(Data items)
>>>

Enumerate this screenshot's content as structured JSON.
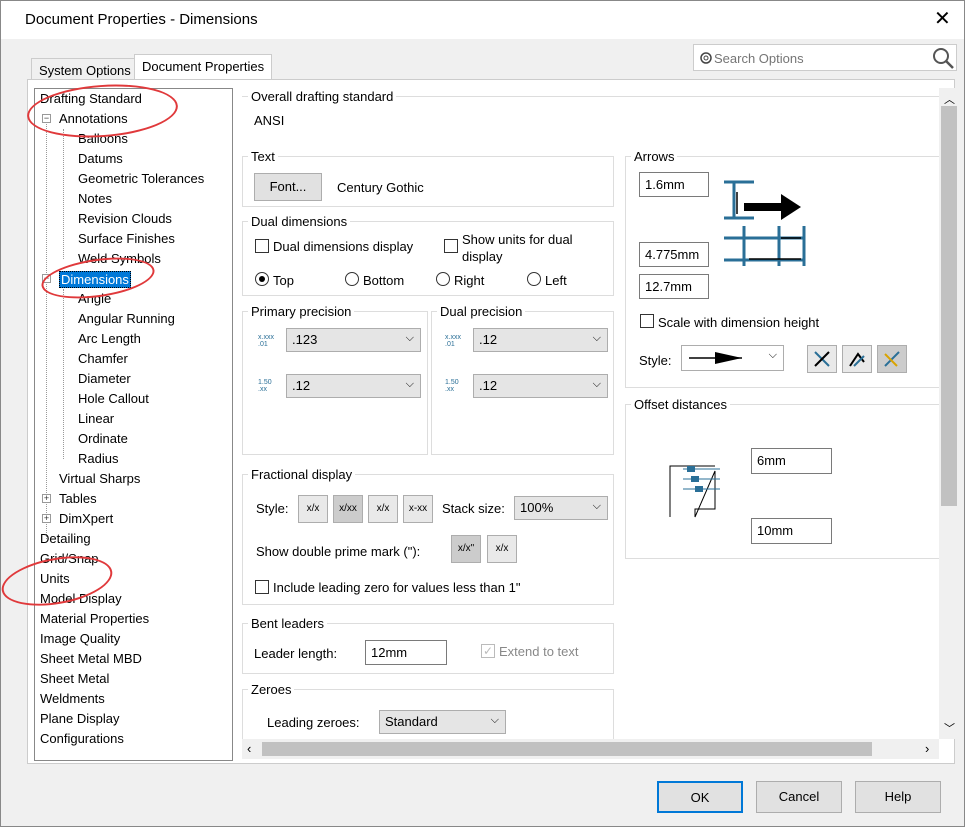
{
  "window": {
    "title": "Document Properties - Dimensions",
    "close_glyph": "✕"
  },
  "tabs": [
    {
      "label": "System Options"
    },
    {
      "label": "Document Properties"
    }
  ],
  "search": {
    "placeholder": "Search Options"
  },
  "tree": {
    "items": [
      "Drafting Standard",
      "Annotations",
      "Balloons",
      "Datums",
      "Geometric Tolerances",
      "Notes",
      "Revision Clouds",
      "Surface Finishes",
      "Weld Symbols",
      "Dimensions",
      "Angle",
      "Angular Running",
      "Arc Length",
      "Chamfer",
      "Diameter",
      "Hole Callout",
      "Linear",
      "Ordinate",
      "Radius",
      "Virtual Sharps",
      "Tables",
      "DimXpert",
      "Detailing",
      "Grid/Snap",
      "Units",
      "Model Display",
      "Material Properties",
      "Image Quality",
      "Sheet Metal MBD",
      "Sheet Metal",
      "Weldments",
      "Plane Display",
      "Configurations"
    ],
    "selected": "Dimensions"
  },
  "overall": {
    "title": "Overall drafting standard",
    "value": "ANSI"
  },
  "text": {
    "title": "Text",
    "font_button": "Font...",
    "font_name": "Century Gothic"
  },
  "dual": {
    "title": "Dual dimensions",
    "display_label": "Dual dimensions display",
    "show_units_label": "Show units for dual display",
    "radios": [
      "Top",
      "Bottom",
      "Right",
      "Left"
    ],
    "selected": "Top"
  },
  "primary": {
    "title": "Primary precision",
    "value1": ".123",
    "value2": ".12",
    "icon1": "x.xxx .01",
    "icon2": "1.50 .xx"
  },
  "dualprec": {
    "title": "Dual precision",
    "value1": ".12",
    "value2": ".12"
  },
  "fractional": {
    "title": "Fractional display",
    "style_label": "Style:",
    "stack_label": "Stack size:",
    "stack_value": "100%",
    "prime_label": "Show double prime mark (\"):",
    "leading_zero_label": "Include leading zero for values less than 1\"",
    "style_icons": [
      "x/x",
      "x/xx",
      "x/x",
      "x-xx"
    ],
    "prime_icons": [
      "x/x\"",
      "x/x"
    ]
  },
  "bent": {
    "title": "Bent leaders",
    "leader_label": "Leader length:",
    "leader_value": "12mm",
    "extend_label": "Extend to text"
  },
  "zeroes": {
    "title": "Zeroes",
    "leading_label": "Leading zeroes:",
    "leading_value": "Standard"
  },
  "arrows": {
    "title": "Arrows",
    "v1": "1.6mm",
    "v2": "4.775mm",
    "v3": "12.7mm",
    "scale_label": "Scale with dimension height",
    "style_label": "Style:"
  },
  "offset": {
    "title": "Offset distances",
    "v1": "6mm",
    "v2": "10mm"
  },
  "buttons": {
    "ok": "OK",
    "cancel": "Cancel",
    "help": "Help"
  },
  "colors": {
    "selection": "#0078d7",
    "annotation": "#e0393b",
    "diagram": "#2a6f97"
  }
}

<<<

* _Short task_:
Return all the entries word for word, but omit any pictures they contain.

* _Solution for this exercise_:
Enumerate this screenshot's content as structured JSON.
{
  "window": {
    "title": "Document Properties - Dimensions",
    "close_glyph": "✕"
  },
  "tabs": [
    {
      "label": "System Options"
    },
    {
      "label": "Document Properties"
    }
  ],
  "search": {
    "placeholder": "Search Options"
  },
  "tree": {
    "items": [
      "Drafting Standard",
      "Annotations",
      "Balloons",
      "Datums",
      "Geometric Tolerances",
      "Notes",
      "Revision Clouds",
      "Surface Finishes",
      "Weld Symbols",
      "Dimensions",
      "Angle",
      "Angular Running",
      "Arc Length",
      "Chamfer",
      "Diameter",
      "Hole Callout",
      "Linear",
      "Ordinate",
      "Radius",
      "Virtual Sharps",
      "Tables",
      "DimXpert",
      "Detailing",
      "Grid/Snap",
      "Units",
      "Model Display",
      "Material Properties",
      "Image Quality",
      "Sheet Metal MBD",
      "Sheet Metal",
      "Weldments",
      "Plane Display",
      "Configurations"
    ],
    "selected": "Dimensions"
  },
  "overall": {
    "title": "Overall drafting standard",
    "value": "ANSI"
  },
  "text": {
    "title": "Text",
    "font_button": "Font...",
    "font_name": "Century Gothic"
  },
  "dual": {
    "title": "Dual dimensions",
    "display_label": "Dual dimensions display",
    "show_units_label": "Show units for dual display",
    "radios": [
      "Top",
      "Bottom",
      "Right",
      "Left"
    ],
    "selected": "Top"
  },
  "primary": {
    "title": "Primary precision",
    "value1": ".123",
    "value2": ".12",
    "icon1": "x.xxx .01",
    "icon2": "1.50 .xx"
  },
  "dualprec": {
    "title": "Dual precision",
    "value1": ".12",
    "value2": ".12"
  },
  "fractional": {
    "title": "Fractional display",
    "style_label": "Style:",
    "stack_label": "Stack size:",
    "stack_value": "100%",
    "prime_label": "Show double prime mark (\"):",
    "leading_zero_label": "Include leading zero for values less than 1\"",
    "style_icons": [
      "x/x",
      "x/xx",
      "x/x",
      "x-xx"
    ],
    "prime_icons": [
      "x/x\"",
      "x/x"
    ]
  },
  "bent": {
    "title": "Bent leaders",
    "leader_label": "Leader length:",
    "leader_value": "12mm",
    "extend_label": "Extend to text"
  },
  "zeroes": {
    "title": "Zeroes",
    "leading_label": "Leading zeroes:",
    "leading_value": "Standard"
  },
  "arrows": {
    "title": "Arrows",
    "v1": "1.6mm",
    "v2": "4.775mm",
    "v3": "12.7mm",
    "scale_label": "Scale with dimension height",
    "style_label": "Style:"
  },
  "offset": {
    "title": "Offset distances",
    "v1": "6mm",
    "v2": "10mm"
  },
  "buttons": {
    "ok": "OK",
    "cancel": "Cancel",
    "help": "Help"
  },
  "colors": {
    "selection": "#0078d7",
    "annotation": "#e0393b",
    "diagram": "#2a6f97"
  }
}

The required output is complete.